Extracted data entries -
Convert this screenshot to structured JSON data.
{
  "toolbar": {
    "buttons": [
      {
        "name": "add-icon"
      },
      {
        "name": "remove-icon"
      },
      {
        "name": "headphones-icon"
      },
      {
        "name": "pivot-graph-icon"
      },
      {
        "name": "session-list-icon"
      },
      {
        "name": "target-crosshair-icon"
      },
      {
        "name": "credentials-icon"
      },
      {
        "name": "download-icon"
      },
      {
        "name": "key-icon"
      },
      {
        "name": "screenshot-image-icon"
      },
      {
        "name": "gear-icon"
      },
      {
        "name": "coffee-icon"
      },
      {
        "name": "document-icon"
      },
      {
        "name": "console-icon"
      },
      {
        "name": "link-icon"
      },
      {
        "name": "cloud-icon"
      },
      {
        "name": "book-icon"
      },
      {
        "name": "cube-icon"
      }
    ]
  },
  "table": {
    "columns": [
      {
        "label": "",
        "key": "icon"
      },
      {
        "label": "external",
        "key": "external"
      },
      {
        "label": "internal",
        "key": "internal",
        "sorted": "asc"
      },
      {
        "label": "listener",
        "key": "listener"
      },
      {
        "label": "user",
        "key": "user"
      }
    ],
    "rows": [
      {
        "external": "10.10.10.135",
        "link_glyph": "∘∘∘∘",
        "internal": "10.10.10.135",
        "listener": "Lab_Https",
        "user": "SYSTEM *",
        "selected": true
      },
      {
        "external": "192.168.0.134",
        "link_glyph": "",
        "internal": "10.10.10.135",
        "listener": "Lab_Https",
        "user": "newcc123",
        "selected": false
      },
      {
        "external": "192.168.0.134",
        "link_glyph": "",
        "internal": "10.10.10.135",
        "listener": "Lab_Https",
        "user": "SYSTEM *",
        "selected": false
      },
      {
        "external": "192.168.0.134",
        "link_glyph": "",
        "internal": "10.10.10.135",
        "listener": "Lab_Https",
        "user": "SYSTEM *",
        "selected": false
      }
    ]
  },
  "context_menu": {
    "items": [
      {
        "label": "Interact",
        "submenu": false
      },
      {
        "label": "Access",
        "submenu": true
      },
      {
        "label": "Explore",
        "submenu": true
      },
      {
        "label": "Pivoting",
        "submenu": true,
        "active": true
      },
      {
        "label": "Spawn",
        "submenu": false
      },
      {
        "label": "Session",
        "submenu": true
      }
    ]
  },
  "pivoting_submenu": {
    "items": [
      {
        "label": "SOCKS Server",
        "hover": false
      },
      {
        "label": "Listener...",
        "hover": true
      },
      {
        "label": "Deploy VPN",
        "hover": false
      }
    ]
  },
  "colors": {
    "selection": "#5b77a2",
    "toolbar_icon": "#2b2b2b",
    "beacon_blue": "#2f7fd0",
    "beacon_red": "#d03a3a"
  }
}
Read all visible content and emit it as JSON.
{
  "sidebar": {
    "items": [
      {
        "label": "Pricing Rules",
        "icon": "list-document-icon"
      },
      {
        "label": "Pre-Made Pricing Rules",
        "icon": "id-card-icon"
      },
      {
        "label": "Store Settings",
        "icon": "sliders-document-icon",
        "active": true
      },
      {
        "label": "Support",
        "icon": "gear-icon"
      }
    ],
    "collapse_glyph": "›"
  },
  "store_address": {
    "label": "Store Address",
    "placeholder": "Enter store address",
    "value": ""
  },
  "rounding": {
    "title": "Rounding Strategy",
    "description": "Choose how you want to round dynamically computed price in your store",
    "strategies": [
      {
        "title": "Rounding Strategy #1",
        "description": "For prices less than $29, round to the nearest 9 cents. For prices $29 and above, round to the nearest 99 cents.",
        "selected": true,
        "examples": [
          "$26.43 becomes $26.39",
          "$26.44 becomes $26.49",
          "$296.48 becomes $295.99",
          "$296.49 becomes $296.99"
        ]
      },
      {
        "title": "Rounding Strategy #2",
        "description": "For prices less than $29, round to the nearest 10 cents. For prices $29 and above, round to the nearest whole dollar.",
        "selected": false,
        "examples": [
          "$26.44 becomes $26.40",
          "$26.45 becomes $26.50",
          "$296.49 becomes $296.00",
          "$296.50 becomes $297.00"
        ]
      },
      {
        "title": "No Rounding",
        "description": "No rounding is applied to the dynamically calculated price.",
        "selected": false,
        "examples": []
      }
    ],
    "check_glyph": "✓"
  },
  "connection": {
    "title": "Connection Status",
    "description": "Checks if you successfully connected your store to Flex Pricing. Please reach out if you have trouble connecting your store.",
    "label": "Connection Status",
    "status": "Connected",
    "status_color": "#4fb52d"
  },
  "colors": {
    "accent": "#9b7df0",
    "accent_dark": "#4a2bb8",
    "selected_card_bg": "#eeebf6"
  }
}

Given request - Which lines hold the word "Rules"? Show each one.

Correct answer -
        "label": "Pricing Rules",
        "label": "Pre-Made Pricing Rules",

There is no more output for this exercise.